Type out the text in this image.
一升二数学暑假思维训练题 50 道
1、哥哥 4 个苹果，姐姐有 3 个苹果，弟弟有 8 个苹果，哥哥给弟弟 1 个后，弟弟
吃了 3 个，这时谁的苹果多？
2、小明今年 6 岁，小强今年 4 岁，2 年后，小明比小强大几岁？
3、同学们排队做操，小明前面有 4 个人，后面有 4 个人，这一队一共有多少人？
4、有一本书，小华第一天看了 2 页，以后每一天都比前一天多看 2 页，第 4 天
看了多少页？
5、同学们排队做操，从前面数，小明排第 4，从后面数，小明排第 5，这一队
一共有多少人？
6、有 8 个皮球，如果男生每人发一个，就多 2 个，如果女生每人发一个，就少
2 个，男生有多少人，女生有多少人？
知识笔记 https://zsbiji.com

== == ==

• YOUR TASK:
The listing above must be transcribed exactly, line by line.

• RIGHT ANSWER:
Type out the text in this image.
一升二数学暑假思维训练题 50 道
1、哥哥 4 个苹果，姐姐有 3 个苹果，弟弟有 8 个苹果，哥哥给弟弟 1 个后，弟弟
吃了 3 个，这时谁的苹果多？
2、小明今年 6 岁，小强今年 4 岁，2 年后，小明比小强大几岁？
3、同学们排队做操，小明前面有 4 个人，后面有 4 个人，这一队一共有多少人？
4、有一本书，小华第一天看了 2 页，以后每一天都比前一天多看 2 页，第 4 天
看了多少页？
5、同学们排队做操，从前面数，小明排第 4，从后面数，小明排第 5，这一队
一共有多少人？
6、有 8 个皮球，如果男生每人发一个，就多 2 个，如果女生每人发一个，就少
2 个，男生有多少人，女生有多少人？
知识笔记 https://zsbiji.com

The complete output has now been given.